* [Request] Copy the listing word for word from its first line through the line containing "legend-label: L1 error".

* [Raw records]
+ + + + +
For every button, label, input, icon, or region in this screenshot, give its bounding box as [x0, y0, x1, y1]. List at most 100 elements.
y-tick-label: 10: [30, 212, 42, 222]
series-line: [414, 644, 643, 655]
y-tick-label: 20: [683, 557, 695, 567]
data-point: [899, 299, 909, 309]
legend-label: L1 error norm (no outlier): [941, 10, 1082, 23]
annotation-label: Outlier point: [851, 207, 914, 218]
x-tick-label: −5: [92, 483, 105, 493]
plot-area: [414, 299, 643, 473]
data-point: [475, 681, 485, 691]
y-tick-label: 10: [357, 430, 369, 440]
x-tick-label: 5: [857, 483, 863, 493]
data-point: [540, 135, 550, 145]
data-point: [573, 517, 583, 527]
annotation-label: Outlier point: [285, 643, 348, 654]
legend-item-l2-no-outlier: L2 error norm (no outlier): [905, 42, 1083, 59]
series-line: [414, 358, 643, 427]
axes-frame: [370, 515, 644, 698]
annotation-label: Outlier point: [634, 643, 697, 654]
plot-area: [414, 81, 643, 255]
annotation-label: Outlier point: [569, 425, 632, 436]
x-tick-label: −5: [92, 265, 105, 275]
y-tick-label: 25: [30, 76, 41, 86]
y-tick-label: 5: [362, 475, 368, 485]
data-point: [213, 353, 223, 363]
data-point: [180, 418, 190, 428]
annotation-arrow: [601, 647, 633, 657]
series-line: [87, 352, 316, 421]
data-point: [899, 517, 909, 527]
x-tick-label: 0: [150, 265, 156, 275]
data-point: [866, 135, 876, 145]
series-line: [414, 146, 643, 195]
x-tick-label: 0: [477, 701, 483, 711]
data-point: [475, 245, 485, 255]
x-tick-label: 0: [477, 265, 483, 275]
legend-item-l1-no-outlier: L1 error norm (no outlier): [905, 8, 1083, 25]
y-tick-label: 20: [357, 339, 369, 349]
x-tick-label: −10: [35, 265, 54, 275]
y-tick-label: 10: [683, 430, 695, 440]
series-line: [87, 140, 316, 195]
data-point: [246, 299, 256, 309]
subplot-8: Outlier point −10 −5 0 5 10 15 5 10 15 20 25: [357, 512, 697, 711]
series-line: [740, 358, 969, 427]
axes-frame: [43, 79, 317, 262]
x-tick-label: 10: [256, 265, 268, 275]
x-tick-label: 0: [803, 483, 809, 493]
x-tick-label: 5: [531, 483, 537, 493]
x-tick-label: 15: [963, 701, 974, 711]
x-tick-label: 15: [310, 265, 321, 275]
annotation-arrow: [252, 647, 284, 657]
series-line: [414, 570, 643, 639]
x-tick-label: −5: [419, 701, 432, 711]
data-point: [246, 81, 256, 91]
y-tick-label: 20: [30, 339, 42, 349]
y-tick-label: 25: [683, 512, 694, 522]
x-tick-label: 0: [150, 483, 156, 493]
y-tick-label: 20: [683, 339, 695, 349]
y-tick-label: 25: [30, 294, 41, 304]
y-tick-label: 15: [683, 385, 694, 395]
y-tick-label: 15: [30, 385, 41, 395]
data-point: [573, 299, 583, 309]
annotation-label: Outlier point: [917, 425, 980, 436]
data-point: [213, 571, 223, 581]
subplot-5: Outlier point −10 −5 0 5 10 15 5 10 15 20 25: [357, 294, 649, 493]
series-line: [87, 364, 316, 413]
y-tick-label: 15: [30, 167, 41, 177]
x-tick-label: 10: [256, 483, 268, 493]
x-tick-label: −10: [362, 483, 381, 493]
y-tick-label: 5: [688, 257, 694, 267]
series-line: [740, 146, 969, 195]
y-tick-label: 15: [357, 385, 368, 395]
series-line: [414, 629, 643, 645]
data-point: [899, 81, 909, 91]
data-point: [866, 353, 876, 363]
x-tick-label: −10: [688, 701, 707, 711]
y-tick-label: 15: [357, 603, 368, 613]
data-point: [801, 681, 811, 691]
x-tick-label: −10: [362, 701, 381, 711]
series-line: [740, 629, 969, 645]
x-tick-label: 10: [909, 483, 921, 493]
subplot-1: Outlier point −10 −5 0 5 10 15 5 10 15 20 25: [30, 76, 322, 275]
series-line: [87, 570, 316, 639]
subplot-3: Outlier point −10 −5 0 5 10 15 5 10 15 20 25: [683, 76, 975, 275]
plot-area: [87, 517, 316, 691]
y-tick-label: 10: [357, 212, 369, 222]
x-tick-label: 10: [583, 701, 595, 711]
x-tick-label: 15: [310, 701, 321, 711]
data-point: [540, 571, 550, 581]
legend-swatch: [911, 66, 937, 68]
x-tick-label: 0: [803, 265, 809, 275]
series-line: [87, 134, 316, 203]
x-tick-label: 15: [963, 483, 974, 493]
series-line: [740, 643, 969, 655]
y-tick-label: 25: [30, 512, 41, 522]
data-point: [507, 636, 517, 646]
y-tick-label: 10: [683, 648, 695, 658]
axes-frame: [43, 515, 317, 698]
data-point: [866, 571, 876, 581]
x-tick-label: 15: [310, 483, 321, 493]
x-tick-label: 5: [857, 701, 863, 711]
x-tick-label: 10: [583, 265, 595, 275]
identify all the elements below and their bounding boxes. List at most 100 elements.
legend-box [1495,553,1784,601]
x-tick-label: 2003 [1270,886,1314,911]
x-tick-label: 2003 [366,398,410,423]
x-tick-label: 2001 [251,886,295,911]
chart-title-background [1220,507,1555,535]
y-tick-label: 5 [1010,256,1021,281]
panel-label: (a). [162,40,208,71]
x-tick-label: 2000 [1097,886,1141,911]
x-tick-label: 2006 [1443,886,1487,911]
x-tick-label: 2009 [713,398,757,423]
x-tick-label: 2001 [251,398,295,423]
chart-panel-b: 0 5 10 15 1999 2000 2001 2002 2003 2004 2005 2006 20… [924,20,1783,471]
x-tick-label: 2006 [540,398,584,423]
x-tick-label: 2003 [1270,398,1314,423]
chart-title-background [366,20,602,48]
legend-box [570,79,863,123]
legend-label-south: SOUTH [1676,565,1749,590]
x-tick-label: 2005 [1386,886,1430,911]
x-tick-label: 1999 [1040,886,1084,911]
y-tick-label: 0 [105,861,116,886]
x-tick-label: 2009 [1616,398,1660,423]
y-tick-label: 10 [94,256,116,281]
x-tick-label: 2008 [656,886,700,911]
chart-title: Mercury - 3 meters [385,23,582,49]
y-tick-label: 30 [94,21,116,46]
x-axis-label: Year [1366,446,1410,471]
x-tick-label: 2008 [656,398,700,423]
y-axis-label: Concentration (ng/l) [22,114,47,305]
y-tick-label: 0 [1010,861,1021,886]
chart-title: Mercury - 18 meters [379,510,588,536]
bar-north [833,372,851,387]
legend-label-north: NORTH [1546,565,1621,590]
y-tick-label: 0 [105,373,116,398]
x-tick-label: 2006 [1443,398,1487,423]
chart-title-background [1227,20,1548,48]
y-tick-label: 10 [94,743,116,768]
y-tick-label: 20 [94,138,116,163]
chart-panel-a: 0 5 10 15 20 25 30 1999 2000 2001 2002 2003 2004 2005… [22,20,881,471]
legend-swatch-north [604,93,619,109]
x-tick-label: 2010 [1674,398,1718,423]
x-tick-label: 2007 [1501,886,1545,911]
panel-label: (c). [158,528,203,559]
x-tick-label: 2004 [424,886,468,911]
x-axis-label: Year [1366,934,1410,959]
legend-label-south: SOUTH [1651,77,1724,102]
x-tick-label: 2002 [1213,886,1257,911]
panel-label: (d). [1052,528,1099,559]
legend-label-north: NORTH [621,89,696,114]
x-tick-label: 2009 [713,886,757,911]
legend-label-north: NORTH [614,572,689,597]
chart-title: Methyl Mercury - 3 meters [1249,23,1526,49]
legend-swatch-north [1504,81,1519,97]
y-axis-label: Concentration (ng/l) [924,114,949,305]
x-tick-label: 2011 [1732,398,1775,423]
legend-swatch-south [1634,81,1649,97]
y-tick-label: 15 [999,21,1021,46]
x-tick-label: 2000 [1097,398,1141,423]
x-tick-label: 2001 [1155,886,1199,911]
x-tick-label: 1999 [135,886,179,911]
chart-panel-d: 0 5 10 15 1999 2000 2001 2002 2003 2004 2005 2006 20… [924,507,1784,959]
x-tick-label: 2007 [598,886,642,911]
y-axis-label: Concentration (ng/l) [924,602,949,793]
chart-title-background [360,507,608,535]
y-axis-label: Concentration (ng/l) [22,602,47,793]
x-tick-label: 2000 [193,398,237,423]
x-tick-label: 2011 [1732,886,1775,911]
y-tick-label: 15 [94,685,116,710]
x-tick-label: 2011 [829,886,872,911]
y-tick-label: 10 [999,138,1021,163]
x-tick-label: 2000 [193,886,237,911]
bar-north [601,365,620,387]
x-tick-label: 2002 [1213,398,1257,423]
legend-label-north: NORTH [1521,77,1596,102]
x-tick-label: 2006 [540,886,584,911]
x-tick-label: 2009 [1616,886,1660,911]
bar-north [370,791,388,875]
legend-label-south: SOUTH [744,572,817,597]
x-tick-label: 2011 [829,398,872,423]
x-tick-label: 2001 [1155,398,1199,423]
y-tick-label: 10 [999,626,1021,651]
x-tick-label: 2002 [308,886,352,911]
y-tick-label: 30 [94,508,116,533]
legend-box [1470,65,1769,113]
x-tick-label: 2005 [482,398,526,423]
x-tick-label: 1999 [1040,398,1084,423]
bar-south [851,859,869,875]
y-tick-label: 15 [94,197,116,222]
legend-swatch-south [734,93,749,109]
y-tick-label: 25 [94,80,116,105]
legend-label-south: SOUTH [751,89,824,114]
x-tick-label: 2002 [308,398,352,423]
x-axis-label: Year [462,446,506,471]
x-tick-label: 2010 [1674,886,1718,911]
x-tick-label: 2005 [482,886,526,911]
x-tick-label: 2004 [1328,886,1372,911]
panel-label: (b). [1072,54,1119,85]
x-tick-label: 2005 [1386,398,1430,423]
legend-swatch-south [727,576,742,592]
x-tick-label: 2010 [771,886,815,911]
+ + + + +
* [Result for this task]
For every button, label, input, icon, or region in this screenshot, give its bounding box as [x0, y0, x1, y1]. List at most 100 elements.
y-tick-label: 10: [30, 212, 42, 222]
series-line: [414, 644, 643, 655]
y-tick-label: 20: [683, 557, 695, 567]
data-point: [899, 299, 909, 309]
legend-label: L1 error norm (no outlier): [941, 10, 1082, 23]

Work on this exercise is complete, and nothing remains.